- _Your goal_:
Every line that contains "name" counts once; give the total number of such lines, with no other words.

--- begin ---

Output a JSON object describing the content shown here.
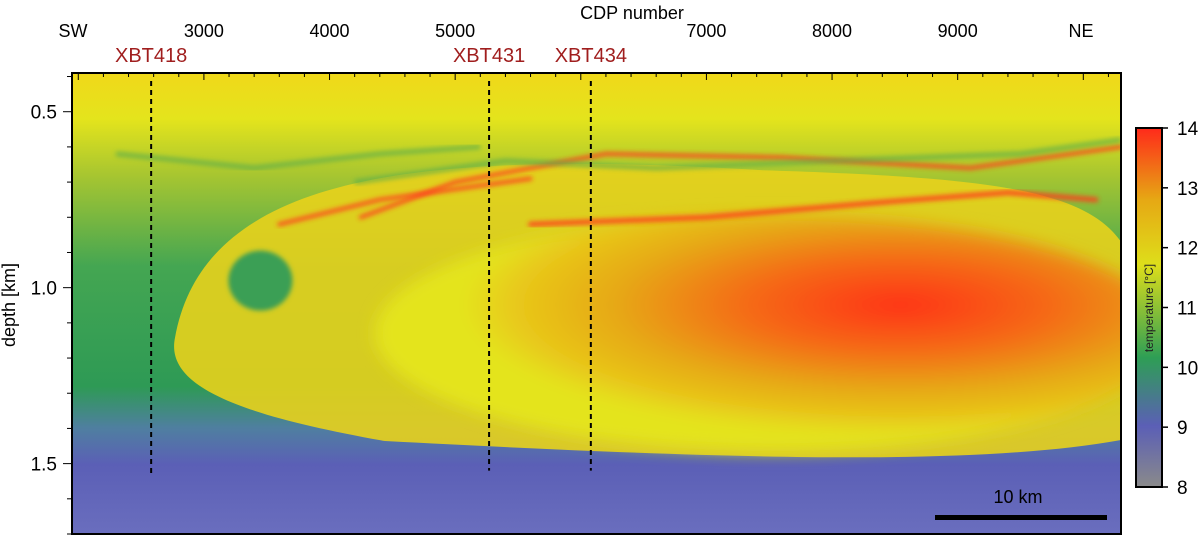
{
  "chart_data": {
    "type": "heatmap",
    "title": "",
    "xlabel": "CDP number",
    "ylabel": "depth [km]",
    "xlim": [
      1950,
      10300
    ],
    "ylim": [
      1.7,
      0.39
    ],
    "x_ticks": [
      3000,
      4000,
      5000,
      6000,
      7000,
      8000,
      9000
    ],
    "x_tick_labels": [
      "3000",
      "4000",
      "5000",
      "",
      "7000",
      "8000",
      "9000"
    ],
    "y_ticks": [
      0.5,
      1.0,
      1.5
    ],
    "y_tick_labels": [
      "0.5",
      "1.0",
      "1.5"
    ],
    "direction_labels": {
      "left": "SW",
      "right": "NE"
    },
    "colorbar": {
      "label": "temperature [°C]",
      "min": 8,
      "max": 14,
      "ticks": [
        8,
        9,
        10,
        11,
        12,
        13,
        14
      ],
      "colors": [
        "#8a8a8a",
        "#5b5fb6",
        "#2e9e55",
        "#dede1a",
        "#e6a814",
        "#ff2a1a"
      ]
    },
    "xbt_profiles": [
      {
        "name": "XBT418",
        "cdp": 2580,
        "depth_end": 1.53
      },
      {
        "name": "XBT431",
        "cdp": 5270,
        "depth_end": 1.52
      },
      {
        "name": "XBT434",
        "cdp": 6080,
        "depth_end": 1.52
      }
    ],
    "scale_bar": {
      "label": "10 km"
    },
    "features": {
      "warm_core": {
        "cdp_range": [
          4600,
          10300
        ],
        "depth_range": [
          0.78,
          1.45
        ],
        "temperature": 13.2
      },
      "surface_layer_temperature": 12,
      "deep_water_temperature": 9.4
    }
  }
}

--- end ---

- _Full answer_:
3